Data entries
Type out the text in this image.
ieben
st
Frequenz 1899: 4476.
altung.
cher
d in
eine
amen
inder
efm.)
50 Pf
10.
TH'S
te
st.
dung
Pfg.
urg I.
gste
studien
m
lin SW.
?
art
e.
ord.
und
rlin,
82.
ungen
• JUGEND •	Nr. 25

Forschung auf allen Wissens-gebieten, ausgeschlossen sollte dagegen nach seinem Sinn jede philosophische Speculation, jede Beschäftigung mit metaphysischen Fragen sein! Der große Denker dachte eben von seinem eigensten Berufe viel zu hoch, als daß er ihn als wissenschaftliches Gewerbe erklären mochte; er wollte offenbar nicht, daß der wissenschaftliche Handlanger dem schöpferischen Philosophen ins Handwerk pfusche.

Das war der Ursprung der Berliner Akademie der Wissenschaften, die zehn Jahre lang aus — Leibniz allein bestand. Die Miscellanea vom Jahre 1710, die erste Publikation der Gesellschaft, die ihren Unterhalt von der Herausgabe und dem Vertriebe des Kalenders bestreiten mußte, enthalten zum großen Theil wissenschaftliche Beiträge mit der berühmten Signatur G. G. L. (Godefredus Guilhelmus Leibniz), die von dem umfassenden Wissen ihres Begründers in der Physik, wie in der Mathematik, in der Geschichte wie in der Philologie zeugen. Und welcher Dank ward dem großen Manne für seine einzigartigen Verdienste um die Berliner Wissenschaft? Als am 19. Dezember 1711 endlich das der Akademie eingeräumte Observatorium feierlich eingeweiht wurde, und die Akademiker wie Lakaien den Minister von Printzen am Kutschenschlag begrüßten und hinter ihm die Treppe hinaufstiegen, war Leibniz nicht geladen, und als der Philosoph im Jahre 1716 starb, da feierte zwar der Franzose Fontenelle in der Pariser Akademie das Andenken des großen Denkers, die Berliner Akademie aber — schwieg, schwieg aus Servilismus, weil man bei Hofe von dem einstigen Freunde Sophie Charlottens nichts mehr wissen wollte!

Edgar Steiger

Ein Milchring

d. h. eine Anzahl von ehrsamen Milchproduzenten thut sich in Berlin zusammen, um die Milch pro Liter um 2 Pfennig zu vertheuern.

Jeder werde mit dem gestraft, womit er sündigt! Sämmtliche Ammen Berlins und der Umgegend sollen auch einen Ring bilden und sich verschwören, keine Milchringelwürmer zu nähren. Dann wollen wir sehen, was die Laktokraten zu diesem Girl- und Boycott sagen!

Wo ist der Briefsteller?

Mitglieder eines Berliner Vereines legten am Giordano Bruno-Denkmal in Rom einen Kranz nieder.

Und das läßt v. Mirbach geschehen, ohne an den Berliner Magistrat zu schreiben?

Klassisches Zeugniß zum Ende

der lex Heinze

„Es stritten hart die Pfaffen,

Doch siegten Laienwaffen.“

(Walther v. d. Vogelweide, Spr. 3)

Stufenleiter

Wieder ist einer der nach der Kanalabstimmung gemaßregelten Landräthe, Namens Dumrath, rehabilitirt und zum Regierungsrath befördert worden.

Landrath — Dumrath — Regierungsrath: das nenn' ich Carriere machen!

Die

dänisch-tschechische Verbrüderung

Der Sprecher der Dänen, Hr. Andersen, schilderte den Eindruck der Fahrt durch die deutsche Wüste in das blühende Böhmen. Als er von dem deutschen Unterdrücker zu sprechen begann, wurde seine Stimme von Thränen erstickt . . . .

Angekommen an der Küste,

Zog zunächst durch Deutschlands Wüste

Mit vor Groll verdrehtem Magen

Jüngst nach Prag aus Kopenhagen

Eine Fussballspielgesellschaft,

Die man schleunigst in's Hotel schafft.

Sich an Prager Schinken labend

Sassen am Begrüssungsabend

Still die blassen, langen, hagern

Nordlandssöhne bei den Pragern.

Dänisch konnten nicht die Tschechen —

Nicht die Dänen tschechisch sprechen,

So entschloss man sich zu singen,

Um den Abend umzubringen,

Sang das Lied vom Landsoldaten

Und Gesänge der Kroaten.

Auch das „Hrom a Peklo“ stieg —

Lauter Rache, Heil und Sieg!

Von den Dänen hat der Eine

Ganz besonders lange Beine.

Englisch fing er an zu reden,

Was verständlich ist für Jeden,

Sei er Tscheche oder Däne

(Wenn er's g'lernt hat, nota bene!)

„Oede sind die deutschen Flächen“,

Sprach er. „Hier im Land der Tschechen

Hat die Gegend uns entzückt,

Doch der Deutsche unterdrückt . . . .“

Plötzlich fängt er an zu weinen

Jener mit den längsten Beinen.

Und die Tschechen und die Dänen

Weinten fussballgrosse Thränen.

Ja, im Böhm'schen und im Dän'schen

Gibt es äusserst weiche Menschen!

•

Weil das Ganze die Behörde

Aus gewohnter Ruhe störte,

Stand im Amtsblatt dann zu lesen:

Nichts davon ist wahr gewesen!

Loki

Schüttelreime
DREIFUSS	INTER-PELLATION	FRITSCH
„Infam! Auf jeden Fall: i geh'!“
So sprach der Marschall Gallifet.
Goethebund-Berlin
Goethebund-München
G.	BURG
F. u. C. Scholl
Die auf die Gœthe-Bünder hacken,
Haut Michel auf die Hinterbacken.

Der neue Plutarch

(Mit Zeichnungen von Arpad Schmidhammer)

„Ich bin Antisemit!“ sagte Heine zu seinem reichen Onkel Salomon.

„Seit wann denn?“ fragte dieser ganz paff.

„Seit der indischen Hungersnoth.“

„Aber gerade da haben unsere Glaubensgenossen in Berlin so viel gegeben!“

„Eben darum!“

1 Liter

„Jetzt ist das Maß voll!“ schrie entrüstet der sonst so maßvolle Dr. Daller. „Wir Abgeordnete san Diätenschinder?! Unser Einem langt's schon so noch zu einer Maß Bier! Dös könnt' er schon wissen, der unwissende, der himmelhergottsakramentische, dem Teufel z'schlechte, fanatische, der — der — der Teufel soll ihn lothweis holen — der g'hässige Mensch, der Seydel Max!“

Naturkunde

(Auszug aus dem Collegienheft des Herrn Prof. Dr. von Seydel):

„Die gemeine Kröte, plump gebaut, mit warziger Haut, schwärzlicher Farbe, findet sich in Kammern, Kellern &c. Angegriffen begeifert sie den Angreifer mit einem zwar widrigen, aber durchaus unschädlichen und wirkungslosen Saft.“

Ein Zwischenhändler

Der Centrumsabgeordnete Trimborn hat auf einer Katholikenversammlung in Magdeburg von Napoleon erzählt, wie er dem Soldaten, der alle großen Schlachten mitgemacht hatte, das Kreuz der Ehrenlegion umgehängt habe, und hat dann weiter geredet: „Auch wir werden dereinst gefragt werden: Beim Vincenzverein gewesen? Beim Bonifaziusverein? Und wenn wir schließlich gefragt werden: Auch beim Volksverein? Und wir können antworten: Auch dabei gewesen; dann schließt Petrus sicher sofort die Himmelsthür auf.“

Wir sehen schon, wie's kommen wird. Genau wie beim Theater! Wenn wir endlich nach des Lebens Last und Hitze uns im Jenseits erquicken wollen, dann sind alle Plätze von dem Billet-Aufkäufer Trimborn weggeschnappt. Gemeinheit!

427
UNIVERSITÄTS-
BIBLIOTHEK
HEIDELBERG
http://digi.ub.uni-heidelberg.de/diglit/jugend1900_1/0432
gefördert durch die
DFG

- **Short task**:
Return every line from the records above that holds the word "deutschen".

- **Output of the task**:
Der Sprecher der Dänen, Hr. Andersen, schilderte den Eindruck der Fahrt durch die deutsche Wüste in das blühende Böhmen. Als er von dem deutschen Unterdrücker zu sprechen begann, wurde seine Stimme von Thränen erstickt . . . .
„Oede sind die deutschen Flächen“,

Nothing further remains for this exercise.